> [THE PROBLEM]
Go through the entries below and copy each line containing the word "seconds".

#### SUPPLIED DATA

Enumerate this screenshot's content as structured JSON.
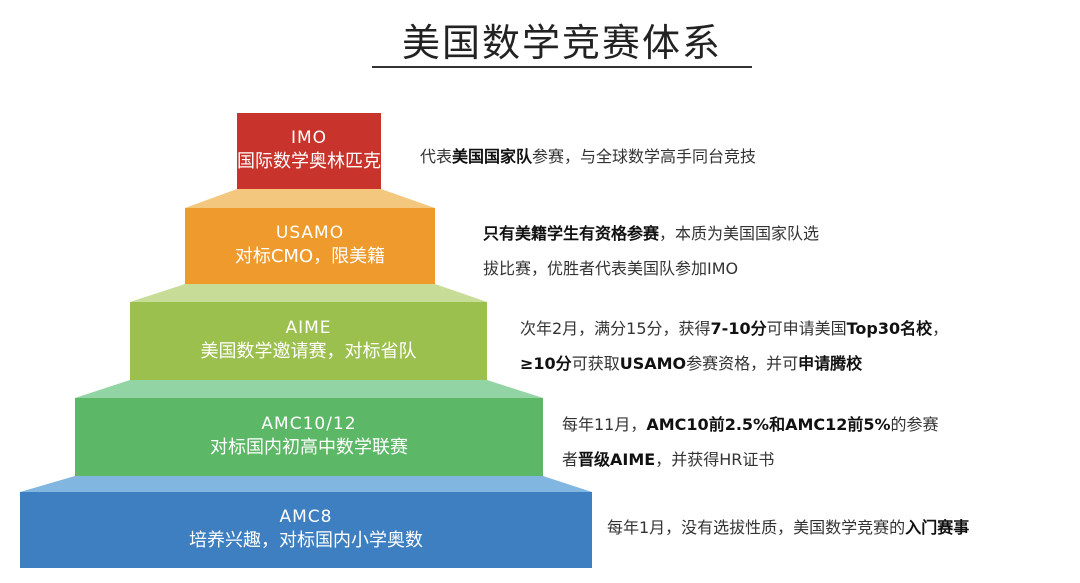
{
  "title": "美国数学竞赛体系",
  "levels": [
    {
      "name": "IMO",
      "subtitle": "国际数学奥林匹克",
      "color": "#c8342b",
      "slope_color": "#e8a77f",
      "description": [
        [
          {
            "t": "代表",
            "b": false
          },
          {
            "t": "美国国家队",
            "b": true
          },
          {
            "t": "参赛，与全球数学高手同台竞技",
            "b": false
          }
        ]
      ]
    },
    {
      "name": "USAMO",
      "subtitle": "对标CMO，限美籍",
      "color": "#ee9a2c",
      "slope_color": "#f4c77f",
      "description": [
        [
          {
            "t": "只有美籍学生有资格参赛",
            "b": true
          },
          {
            "t": "，本质为美国国家队选",
            "b": false
          }
        ],
        [
          {
            "t": "拔比赛，优胜者代表美国队参加IMO",
            "b": false
          }
        ]
      ]
    },
    {
      "name": "AIME",
      "subtitle": "美国数学邀请赛，对标省队",
      "color": "#9cc04e",
      "slope_color": "#c7dc96",
      "description": [
        [
          {
            "t": "次年2月，满分15分，获得",
            "b": false
          },
          {
            "t": "7-10分",
            "b": true
          },
          {
            "t": "可申请美国",
            "b": false
          },
          {
            "t": "Top30名校",
            "b": true
          },
          {
            "t": "，",
            "b": false
          }
        ],
        [
          {
            "t": "≥10分",
            "b": true
          },
          {
            "t": "可获取",
            "b": false
          },
          {
            "t": "USAMO",
            "b": true
          },
          {
            "t": "参赛资格，并可",
            "b": false
          },
          {
            "t": "申请腾校",
            "b": true
          }
        ]
      ]
    },
    {
      "name": "AMC10/12",
      "subtitle": "对标国内初高中数学联赛",
      "color": "#5cb867",
      "slope_color": "#93d4a4",
      "description": [
        [
          {
            "t": "每年11月，",
            "b": false
          },
          {
            "t": "AMC10前2.5%和AMC12前5%",
            "b": true
          },
          {
            "t": "的参赛",
            "b": false
          }
        ],
        [
          {
            "t": "者",
            "b": false
          },
          {
            "t": "晋级AIME",
            "b": true
          },
          {
            "t": "，并获得HR证书",
            "b": false
          }
        ]
      ]
    },
    {
      "name": "AMC8",
      "subtitle": "培养兴趣，对标国内小学奥数",
      "color": "#3d7fc0",
      "slope_color": "#80b6e0",
      "description": [
        [
          {
            "t": "每年1月，没有选拔性质，美国数学竞赛的",
            "b": false
          },
          {
            "t": "入门赛事",
            "b": true
          }
        ]
      ]
    }
  ]
}
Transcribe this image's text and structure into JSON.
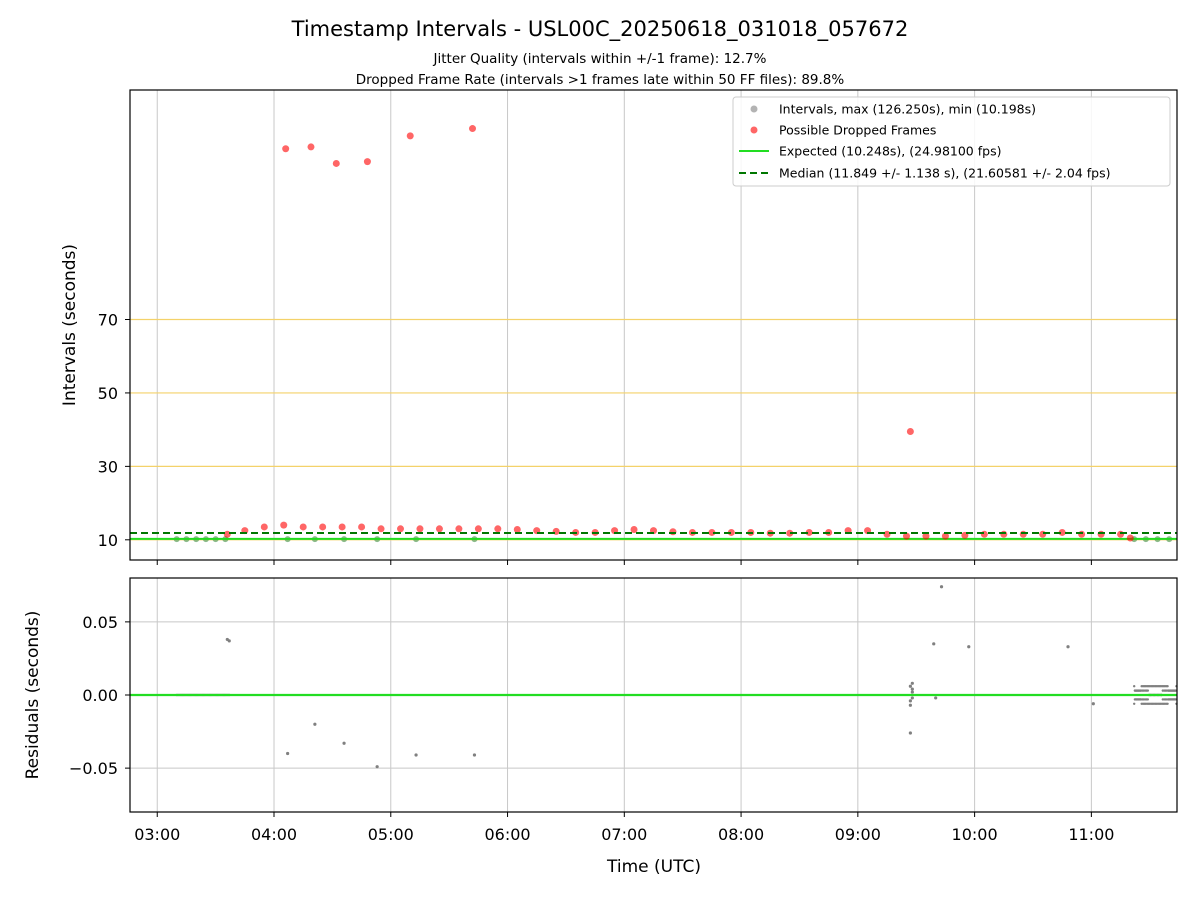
{
  "figure": {
    "title": "Timestamp Intervals - USL00C_20250618_031018_057672",
    "subtitle_1": "Jitter Quality (intervals within +/-1 frame): 12.7%",
    "subtitle_2": "Dropped Frame Rate (intervals >1 frames late within 50 FF files): 89.8%",
    "xlabel": "Time (UTC)"
  },
  "colors": {
    "intervals": "#808080",
    "dropped": "#ff0000",
    "expected": "#22dd22",
    "median": "#007700",
    "threshold_lines": "#f4d26a",
    "grid": "#c8c8c8"
  },
  "chart_data": [
    {
      "type": "scatter",
      "name": "intervals",
      "ylabel": "Intervals (seconds)",
      "xlim": [
        "02:46",
        "11:44"
      ],
      "ylim": [
        4.5,
        132.5
      ],
      "x_ticks": [
        "03:00",
        "04:00",
        "05:00",
        "06:00",
        "07:00",
        "08:00",
        "09:00",
        "10:00",
        "11:00"
      ],
      "y_ticks": [
        10,
        30,
        50,
        70
      ],
      "threshold_lines": [
        10,
        30,
        50,
        70
      ],
      "legend_position": "top-right",
      "legend": [
        "Intervals, max (126.250s), min (10.198s)",
        "Possible Dropped Frames",
        "Expected (10.248s), (24.98100 fps)",
        "Median (11.849 +/- 1.138 s), (21.60581 +/- 2.04 fps)"
      ],
      "expected_y": 10.248,
      "median_y": 11.849,
      "series": [
        {
          "name": "Intervals",
          "points": [
            {
              "x": "03:10",
              "y": 10.2
            },
            {
              "x": "03:15",
              "y": 10.2
            },
            {
              "x": "03:20",
              "y": 10.2
            },
            {
              "x": "03:25",
              "y": 10.2
            },
            {
              "x": "03:30",
              "y": 10.2
            },
            {
              "x": "03:35",
              "y": 10.2
            },
            {
              "x": "04:07",
              "y": 10.2
            },
            {
              "x": "04:21",
              "y": 10.2
            },
            {
              "x": "04:36",
              "y": 10.2
            },
            {
              "x": "04:53",
              "y": 10.2
            },
            {
              "x": "05:13",
              "y": 10.2
            },
            {
              "x": "05:43",
              "y": 10.2
            },
            {
              "x": "11:22",
              "y": 10.2
            },
            {
              "x": "11:28",
              "y": 10.2
            },
            {
              "x": "11:34",
              "y": 10.2
            },
            {
              "x": "11:40",
              "y": 10.2
            }
          ]
        },
        {
          "name": "Possible Dropped Frames",
          "points": [
            {
              "x": "03:36",
              "y": 11.5
            },
            {
              "x": "03:45",
              "y": 12.5
            },
            {
              "x": "03:55",
              "y": 13.5
            },
            {
              "x": "04:05",
              "y": 14
            },
            {
              "x": "04:15",
              "y": 13.5
            },
            {
              "x": "04:25",
              "y": 13.5
            },
            {
              "x": "04:35",
              "y": 13.5
            },
            {
              "x": "04:45",
              "y": 13.5
            },
            {
              "x": "04:55",
              "y": 13
            },
            {
              "x": "05:05",
              "y": 13
            },
            {
              "x": "05:15",
              "y": 13
            },
            {
              "x": "05:25",
              "y": 13
            },
            {
              "x": "05:35",
              "y": 13
            },
            {
              "x": "05:45",
              "y": 13
            },
            {
              "x": "05:55",
              "y": 13
            },
            {
              "x": "06:05",
              "y": 12.8
            },
            {
              "x": "06:15",
              "y": 12.5
            },
            {
              "x": "06:25",
              "y": 12.3
            },
            {
              "x": "06:35",
              "y": 12
            },
            {
              "x": "06:45",
              "y": 12
            },
            {
              "x": "06:55",
              "y": 12.5
            },
            {
              "x": "07:05",
              "y": 12.8
            },
            {
              "x": "07:15",
              "y": 12.5
            },
            {
              "x": "07:25",
              "y": 12.2
            },
            {
              "x": "07:35",
              "y": 12
            },
            {
              "x": "07:45",
              "y": 12
            },
            {
              "x": "07:55",
              "y": 12
            },
            {
              "x": "08:05",
              "y": 12
            },
            {
              "x": "08:15",
              "y": 11.8
            },
            {
              "x": "08:25",
              "y": 11.8
            },
            {
              "x": "08:35",
              "y": 12
            },
            {
              "x": "08:45",
              "y": 12
            },
            {
              "x": "08:55",
              "y": 12.5
            },
            {
              "x": "09:05",
              "y": 12.5
            },
            {
              "x": "09:15",
              "y": 11.5
            },
            {
              "x": "09:25",
              "y": 11
            },
            {
              "x": "09:35",
              "y": 11
            },
            {
              "x": "09:45",
              "y": 11
            },
            {
              "x": "09:55",
              "y": 11.2
            },
            {
              "x": "10:05",
              "y": 11.5
            },
            {
              "x": "10:15",
              "y": 11.5
            },
            {
              "x": "10:25",
              "y": 11.5
            },
            {
              "x": "10:35",
              "y": 11.5
            },
            {
              "x": "10:45",
              "y": 12
            },
            {
              "x": "10:55",
              "y": 11.5
            },
            {
              "x": "11:05",
              "y": 11.5
            },
            {
              "x": "11:15",
              "y": 11.5
            },
            {
              "x": "11:20",
              "y": 10.5
            },
            {
              "x": "04:06",
              "y": 116.5
            },
            {
              "x": "04:19",
              "y": 117
            },
            {
              "x": "04:32",
              "y": 112.5
            },
            {
              "x": "04:48",
              "y": 113
            },
            {
              "x": "05:10",
              "y": 120
            },
            {
              "x": "05:42",
              "y": 122
            },
            {
              "x": "09:27",
              "y": 39.5
            }
          ]
        }
      ]
    },
    {
      "type": "scatter",
      "name": "residuals",
      "ylabel": "Residuals (seconds)",
      "xlim": [
        "02:46",
        "11:44"
      ],
      "ylim": [
        -0.08,
        0.08
      ],
      "x_ticks": [
        "03:00",
        "04:00",
        "05:00",
        "06:00",
        "07:00",
        "08:00",
        "09:00",
        "10:00",
        "11:00"
      ],
      "y_ticks": [
        "0.05",
        "0.00",
        "−0.05"
      ],
      "zero_line_y": 0,
      "points": [
        {
          "x": "03:36",
          "y": 0.038
        },
        {
          "x": "03:37",
          "y": 0.037
        },
        {
          "x": "04:07",
          "y": -0.04
        },
        {
          "x": "04:21",
          "y": -0.02
        },
        {
          "x": "04:36",
          "y": -0.033
        },
        {
          "x": "04:53",
          "y": -0.049
        },
        {
          "x": "05:13",
          "y": -0.041
        },
        {
          "x": "05:43",
          "y": -0.041
        },
        {
          "x": "09:27",
          "y": -0.026
        },
        {
          "x": "09:27",
          "y": -0.007
        },
        {
          "x": "09:27",
          "y": -0.004
        },
        {
          "x": "09:28",
          "y": -0.002
        },
        {
          "x": "09:28",
          "y": 0.002
        },
        {
          "x": "09:28",
          "y": 0.004
        },
        {
          "x": "09:27",
          "y": 0.006
        },
        {
          "x": "09:28",
          "y": 0.008
        },
        {
          "x": "09:39",
          "y": 0.035
        },
        {
          "x": "09:40",
          "y": -0.002
        },
        {
          "x": "09:43",
          "y": 0.074
        },
        {
          "x": "09:57",
          "y": 0.033
        },
        {
          "x": "10:48",
          "y": 0.033
        },
        {
          "x": "11:01",
          "y": -0.006
        }
      ]
    }
  ]
}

########

> [SOLUTION BELOW]
      "ylabel": "Intervals (seconds)",
      "ylabel": "Residuals (seconds)",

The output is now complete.